- **Task to carry out**:
Which lines below hold the word "Workflows"? Copy all of them.

[A block of data]
* * * * * * * * *
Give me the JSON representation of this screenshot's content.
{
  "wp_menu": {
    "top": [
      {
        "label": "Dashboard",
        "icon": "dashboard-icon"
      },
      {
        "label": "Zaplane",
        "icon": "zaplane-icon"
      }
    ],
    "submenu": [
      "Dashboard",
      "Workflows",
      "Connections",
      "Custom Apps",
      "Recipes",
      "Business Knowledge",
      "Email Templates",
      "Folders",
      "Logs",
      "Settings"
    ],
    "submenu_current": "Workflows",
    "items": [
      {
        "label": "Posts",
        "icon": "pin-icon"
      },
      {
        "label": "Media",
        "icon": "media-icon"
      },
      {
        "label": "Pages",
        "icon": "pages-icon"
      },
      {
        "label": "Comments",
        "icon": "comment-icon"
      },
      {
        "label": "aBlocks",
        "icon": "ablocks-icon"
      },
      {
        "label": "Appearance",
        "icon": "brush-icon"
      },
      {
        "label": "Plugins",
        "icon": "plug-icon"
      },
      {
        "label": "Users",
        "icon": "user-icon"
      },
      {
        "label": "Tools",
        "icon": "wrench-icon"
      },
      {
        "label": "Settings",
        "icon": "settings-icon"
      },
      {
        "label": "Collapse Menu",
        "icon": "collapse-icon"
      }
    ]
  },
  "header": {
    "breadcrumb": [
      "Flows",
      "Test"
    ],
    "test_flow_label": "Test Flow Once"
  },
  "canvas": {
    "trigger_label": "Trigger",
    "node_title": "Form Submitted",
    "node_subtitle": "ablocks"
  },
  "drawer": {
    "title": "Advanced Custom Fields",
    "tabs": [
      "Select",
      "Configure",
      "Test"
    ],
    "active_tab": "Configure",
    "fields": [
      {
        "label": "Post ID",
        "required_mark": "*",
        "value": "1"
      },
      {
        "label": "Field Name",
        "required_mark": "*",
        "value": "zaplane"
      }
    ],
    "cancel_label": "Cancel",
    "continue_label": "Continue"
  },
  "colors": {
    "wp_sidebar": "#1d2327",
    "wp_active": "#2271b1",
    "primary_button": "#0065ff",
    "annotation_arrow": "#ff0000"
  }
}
* * * * * * * * *
- **Final answer**:
      "Workflows",
    "submenu_current": "Workflows",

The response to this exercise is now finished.